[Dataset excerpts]
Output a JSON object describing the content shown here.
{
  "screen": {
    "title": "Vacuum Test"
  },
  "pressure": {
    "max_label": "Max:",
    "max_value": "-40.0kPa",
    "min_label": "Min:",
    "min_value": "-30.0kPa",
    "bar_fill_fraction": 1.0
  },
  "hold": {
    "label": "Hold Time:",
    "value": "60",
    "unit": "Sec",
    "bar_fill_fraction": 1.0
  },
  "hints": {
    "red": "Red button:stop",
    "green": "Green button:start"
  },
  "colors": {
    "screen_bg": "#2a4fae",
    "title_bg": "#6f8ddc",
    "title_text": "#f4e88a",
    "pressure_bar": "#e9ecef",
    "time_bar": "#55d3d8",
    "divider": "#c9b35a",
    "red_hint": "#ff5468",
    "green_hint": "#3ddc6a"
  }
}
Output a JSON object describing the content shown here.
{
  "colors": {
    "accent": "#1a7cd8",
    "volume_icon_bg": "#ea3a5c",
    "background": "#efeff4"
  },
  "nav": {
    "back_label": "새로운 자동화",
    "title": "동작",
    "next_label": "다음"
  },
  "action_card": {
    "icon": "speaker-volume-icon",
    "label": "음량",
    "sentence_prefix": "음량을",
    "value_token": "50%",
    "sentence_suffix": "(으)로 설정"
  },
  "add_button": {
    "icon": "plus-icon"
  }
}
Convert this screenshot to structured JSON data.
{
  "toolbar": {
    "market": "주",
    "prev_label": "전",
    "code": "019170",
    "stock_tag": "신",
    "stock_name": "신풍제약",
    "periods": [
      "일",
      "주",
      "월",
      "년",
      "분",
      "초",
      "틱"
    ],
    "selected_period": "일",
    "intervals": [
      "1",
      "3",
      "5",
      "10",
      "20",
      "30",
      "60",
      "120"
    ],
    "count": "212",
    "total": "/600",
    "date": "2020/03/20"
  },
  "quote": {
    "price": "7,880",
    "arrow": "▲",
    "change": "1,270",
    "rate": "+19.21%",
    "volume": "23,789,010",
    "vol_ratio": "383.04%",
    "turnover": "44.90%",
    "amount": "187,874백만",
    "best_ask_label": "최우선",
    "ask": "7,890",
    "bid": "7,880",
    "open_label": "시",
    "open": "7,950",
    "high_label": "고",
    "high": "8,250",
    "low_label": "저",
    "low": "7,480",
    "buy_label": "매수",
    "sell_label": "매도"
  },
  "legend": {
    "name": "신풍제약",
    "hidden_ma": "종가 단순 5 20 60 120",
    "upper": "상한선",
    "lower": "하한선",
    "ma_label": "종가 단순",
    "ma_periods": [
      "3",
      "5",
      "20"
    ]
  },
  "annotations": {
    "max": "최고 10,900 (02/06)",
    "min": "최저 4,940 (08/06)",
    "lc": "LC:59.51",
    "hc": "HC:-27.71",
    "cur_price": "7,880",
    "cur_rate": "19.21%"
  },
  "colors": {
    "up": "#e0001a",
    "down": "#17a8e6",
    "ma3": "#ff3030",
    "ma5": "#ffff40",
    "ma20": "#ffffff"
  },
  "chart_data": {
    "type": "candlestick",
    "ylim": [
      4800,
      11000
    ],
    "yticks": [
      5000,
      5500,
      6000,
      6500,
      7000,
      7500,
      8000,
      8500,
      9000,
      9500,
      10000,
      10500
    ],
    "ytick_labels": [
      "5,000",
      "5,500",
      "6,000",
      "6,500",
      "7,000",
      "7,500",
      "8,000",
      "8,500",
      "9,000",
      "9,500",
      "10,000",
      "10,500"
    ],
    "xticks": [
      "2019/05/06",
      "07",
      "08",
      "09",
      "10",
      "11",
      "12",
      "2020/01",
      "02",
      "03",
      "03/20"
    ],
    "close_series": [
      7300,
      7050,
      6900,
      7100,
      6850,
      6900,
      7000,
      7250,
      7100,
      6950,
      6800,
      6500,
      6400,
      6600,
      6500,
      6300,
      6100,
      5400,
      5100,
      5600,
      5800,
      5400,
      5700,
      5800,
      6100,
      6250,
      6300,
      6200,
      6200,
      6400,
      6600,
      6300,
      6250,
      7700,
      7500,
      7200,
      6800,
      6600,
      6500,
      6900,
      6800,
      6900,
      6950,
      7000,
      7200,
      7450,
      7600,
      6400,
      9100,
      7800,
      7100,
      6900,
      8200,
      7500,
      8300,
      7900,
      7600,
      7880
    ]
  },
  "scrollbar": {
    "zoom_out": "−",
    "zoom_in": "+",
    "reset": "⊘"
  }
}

> Directive
Could you quote the material above in full, exactly as it stands?

> Solution to this task
Output a JSON object describing the content shown here.
{
  "screen": {
    "title": "Vacuum Test"
  },
  "pressure": {
    "max_label": "Max:",
    "max_value": "-40.0kPa",
    "min_label": "Min:",
    "min_value": "-30.0kPa",
    "bar_fill_fraction": 1.0
  },
  "hold": {
    "label": "Hold Time:",
    "value": "60",
    "unit": "Sec",
    "bar_fill_fraction": 1.0
  },
  "hints": {
    "red": "Red button:stop",
    "green": "Green button:start"
  },
  "colors": {
    "screen_bg": "#2a4fae",
    "title_bg": "#6f8ddc",
    "title_text": "#f4e88a",
    "pressure_bar": "#e9ecef",
    "time_bar": "#55d3d8",
    "divider": "#c9b35a",
    "red_hint": "#ff5468",
    "green_hint": "#3ddc6a"
  }
}
Output a JSON object describing the content shown here.
{
  "colors": {
    "accent": "#1a7cd8",
    "volume_icon_bg": "#ea3a5c",
    "background": "#efeff4"
  },
  "nav": {
    "back_label": "새로운 자동화",
    "title": "동작",
    "next_label": "다음"
  },
  "action_card": {
    "icon": "speaker-volume-icon",
    "label": "음량",
    "sentence_prefix": "음량을",
    "value_token": "50%",
    "sentence_suffix": "(으)로 설정"
  },
  "add_button": {
    "icon": "plus-icon"
  }
}
Convert this screenshot to structured JSON data.
{
  "toolbar": {
    "market": "주",
    "prev_label": "전",
    "code": "019170",
    "stock_tag": "신",
    "stock_name": "신풍제약",
    "periods": [
      "일",
      "주",
      "월",
      "년",
      "분",
      "초",
      "틱"
    ],
    "selected_period": "일",
    "intervals": [
      "1",
      "3",
      "5",
      "10",
      "20",
      "30",
      "60",
      "120"
    ],
    "count": "212",
    "total": "/600",
    "date": "2020/03/20"
  },
  "quote": {
    "price": "7,880",
    "arrow": "▲",
    "change": "1,270",
    "rate": "+19.21%",
    "volume": "23,789,010",
    "vol_ratio": "383.04%",
    "turnover": "44.90%",
    "amount": "187,874백만",
    "best_ask_label": "최우선",
    "ask": "7,890",
    "bid": "7,880",
    "open_label": "시",
    "open": "7,950",
    "high_label": "고",
    "high": "8,250",
    "low_label": "저",
    "low": "7,480",
    "buy_label": "매수",
    "sell_label": "매도"
  },
  "legend": {
    "name": "신풍제약",
    "hidden_ma": "종가 단순 5 20 60 120",
    "upper": "상한선",
    "lower": "하한선",
    "ma_label": "종가 단순",
    "ma_periods": [
      "3",
      "5",
      "20"
    ]
  },
  "annotations": {
    "max": "최고 10,900 (02/06)",
    "min": "최저 4,940 (08/06)",
    "lc": "LC:59.51",
    "hc": "HC:-27.71",
    "cur_price": "7,880",
    "cur_rate": "19.21%"
  },
  "colors": {
    "up": "#e0001a",
    "down": "#17a8e6",
    "ma3": "#ff3030",
    "ma5": "#ffff40",
    "ma20": "#ffffff"
  },
  "chart_data": {
    "type": "candlestick",
    "ylim": [
      4800,
      11000
    ],
    "yticks": [
      5000,
      5500,
      6000,
      6500,
      7000,
      7500,
      8000,
      8500,
      9000,
      9500,
      10000,
      10500
    ],
    "ytick_labels": [
      "5,000",
      "5,500",
      "6,000",
      "6,500",
      "7,000",
      "7,500",
      "8,000",
      "8,500",
      "9,000",
      "9,500",
      "10,000",
      "10,500"
    ],
    "xticks": [
      "2019/05/06",
      "07",
      "08",
      "09",
      "10",
      "11",
      "12",
      "2020/01",
      "02",
      "03",
      "03/20"
    ],
    "close_series": [
      7300,
      7050,
      6900,
      7100,
      6850,
      6900,
      7000,
      7250,
      7100,
      6950,
      6800,
      6500,
      6400,
      6600,
      6500,
      6300,
      6100,
      5400,
      5100,
      5600,
      5800,
      5400,
      5700,
      5800,
      6100,
      6250,
      6300,
      6200,
      6200,
      6400,
      6600,
      6300,
      6250,
      7700,
      7500,
      7200,
      6800,
      6600,
      6500,
      6900,
      6800,
      6900,
      6950,
      7000,
      7200,
      7450,
      7600,
      6400,
      9100,
      7800,
      7100,
      6900,
      8200,
      7500,
      8300,
      7900,
      7600,
      7880
    ]
  },
  "scrollbar": {
    "zoom_out": "−",
    "zoom_in": "+",
    "reset": "⊘"
  }
}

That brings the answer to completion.